### EXERCISE
Report, as a bare number, how many lines of the material below contain the word "ylabel".

### INFORMATION SHOWN
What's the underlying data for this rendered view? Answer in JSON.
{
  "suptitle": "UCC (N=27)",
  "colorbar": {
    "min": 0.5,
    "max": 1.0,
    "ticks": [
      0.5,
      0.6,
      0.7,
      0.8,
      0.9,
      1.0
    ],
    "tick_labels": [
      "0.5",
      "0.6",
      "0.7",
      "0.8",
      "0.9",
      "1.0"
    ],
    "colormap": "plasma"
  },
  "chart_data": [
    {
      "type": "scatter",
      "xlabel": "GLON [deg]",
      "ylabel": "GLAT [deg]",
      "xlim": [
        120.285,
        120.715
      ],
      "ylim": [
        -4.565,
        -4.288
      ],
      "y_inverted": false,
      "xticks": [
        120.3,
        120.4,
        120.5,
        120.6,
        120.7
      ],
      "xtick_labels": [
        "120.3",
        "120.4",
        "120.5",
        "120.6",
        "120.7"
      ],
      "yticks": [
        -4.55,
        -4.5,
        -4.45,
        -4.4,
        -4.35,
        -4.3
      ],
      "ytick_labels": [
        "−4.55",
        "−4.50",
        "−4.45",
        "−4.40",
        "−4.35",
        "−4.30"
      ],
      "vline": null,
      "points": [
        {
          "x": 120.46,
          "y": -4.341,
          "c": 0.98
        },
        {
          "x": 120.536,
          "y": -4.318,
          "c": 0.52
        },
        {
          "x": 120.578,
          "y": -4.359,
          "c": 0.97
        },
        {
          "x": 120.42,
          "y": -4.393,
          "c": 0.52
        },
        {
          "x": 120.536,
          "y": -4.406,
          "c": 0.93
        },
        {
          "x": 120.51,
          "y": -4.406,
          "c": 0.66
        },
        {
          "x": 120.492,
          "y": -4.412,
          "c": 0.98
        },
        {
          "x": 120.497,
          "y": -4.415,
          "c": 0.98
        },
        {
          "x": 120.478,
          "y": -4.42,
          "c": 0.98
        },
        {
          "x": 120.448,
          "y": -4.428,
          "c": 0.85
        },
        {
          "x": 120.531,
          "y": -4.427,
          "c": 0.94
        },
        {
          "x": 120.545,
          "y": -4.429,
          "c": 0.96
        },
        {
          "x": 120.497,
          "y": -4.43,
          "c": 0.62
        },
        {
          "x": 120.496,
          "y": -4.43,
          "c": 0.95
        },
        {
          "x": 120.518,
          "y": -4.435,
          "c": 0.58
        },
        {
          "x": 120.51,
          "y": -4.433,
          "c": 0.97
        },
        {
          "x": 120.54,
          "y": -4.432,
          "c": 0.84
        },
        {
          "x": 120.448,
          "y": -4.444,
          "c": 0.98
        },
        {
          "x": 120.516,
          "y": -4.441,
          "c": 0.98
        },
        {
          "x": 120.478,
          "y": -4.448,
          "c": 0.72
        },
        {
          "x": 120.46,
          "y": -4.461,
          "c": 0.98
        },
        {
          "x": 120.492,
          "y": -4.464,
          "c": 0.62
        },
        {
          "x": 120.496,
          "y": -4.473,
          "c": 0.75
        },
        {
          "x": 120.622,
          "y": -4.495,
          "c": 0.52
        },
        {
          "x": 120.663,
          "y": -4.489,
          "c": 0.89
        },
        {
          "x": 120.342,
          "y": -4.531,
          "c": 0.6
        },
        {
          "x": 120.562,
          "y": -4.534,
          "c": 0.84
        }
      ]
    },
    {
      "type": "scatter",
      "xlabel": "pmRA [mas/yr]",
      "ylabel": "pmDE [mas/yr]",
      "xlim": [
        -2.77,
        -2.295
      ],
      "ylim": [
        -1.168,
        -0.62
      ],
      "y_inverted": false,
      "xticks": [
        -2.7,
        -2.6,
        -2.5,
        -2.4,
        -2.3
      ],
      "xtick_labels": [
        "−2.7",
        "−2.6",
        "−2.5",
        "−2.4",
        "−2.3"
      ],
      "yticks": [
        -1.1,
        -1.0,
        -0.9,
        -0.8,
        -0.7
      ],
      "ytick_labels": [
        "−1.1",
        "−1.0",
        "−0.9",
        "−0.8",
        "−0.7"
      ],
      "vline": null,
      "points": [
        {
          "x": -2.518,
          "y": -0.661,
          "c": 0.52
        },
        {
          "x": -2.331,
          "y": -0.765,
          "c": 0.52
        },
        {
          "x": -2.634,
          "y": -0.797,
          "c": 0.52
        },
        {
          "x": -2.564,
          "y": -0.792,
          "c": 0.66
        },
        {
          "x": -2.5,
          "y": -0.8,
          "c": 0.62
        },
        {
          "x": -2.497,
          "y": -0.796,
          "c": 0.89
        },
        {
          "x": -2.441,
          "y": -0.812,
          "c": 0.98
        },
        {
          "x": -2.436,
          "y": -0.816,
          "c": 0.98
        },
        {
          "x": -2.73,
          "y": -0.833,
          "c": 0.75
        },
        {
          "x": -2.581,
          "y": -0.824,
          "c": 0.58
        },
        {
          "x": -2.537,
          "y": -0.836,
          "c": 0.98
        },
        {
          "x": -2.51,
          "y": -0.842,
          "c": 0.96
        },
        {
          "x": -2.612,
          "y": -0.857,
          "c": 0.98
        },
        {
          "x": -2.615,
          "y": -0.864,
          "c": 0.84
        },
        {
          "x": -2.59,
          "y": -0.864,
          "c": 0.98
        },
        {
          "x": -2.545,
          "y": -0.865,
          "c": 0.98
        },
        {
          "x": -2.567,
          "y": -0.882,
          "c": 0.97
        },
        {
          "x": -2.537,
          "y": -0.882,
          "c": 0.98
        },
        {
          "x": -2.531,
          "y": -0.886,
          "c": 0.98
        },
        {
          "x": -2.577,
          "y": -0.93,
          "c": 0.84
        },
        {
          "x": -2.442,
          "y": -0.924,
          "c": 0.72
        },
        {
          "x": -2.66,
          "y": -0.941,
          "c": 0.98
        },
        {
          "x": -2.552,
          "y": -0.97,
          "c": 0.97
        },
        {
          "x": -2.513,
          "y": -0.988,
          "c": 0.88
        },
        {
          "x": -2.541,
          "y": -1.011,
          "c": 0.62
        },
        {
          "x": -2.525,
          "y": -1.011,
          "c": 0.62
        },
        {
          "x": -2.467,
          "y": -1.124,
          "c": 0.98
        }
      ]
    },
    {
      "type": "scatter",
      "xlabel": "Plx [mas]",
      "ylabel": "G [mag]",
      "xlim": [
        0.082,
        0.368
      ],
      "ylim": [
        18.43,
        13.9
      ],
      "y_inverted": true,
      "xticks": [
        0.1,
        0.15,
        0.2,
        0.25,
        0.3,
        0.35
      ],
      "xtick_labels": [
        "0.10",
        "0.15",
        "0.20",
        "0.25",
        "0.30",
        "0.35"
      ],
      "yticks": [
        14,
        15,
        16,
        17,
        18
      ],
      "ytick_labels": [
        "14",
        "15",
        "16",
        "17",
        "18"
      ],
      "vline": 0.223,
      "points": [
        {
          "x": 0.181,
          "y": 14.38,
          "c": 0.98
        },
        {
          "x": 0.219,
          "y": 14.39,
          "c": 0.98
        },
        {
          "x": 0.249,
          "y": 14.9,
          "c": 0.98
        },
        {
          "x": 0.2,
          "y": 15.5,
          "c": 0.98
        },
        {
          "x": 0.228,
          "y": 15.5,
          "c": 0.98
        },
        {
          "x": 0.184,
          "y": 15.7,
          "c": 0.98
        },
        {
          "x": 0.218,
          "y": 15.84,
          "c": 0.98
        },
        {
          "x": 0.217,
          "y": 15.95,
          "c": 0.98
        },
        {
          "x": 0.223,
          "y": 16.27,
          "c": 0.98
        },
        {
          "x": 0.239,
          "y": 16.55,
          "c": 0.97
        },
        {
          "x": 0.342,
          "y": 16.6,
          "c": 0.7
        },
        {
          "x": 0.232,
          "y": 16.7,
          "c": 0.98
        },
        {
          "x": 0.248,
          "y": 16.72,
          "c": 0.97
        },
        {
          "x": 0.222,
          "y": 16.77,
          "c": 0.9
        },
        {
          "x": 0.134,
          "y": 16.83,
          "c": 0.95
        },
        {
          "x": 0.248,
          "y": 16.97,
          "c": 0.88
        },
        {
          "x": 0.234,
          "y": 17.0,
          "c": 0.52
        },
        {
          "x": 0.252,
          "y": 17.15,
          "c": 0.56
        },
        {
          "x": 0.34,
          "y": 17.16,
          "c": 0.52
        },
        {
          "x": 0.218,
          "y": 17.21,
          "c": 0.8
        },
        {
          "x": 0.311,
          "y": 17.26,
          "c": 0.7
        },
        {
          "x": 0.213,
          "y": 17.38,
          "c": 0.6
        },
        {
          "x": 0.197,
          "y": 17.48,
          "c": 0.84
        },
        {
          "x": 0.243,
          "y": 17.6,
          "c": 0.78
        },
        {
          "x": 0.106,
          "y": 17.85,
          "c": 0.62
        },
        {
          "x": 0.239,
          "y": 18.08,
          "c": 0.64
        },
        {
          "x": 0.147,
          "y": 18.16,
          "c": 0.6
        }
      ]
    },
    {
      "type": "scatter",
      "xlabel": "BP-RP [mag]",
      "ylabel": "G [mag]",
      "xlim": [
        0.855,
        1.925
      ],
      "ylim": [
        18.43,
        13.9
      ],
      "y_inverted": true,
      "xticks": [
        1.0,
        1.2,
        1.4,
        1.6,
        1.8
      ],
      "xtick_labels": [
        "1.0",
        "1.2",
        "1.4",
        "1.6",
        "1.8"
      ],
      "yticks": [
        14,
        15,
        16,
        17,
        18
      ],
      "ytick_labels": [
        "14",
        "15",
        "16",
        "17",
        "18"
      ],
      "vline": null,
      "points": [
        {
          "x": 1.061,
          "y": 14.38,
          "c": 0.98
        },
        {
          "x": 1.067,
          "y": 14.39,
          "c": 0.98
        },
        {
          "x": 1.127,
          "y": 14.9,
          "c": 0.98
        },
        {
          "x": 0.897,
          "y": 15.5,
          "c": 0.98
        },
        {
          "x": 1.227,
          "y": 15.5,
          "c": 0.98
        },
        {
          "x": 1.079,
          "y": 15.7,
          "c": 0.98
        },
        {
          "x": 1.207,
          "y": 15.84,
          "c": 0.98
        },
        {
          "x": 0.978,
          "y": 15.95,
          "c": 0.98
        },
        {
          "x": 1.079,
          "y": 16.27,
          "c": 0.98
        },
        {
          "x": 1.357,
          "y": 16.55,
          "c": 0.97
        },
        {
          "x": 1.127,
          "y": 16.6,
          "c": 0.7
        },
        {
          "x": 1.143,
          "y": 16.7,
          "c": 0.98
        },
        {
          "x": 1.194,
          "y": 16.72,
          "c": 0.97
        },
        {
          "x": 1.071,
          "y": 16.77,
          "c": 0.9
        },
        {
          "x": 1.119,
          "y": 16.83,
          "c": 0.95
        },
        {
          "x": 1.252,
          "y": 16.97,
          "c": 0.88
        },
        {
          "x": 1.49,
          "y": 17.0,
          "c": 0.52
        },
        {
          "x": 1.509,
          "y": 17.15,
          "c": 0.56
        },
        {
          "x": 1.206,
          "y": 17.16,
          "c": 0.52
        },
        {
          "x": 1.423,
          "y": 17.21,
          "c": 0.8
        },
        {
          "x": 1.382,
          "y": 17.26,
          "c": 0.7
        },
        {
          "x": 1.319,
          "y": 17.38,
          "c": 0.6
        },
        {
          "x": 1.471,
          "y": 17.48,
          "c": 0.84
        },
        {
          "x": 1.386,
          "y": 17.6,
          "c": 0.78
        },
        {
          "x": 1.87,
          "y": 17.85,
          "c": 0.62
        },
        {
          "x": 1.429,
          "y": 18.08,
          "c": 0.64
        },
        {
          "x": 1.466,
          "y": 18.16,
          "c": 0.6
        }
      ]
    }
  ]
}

### EXERCISE RESPONSE
4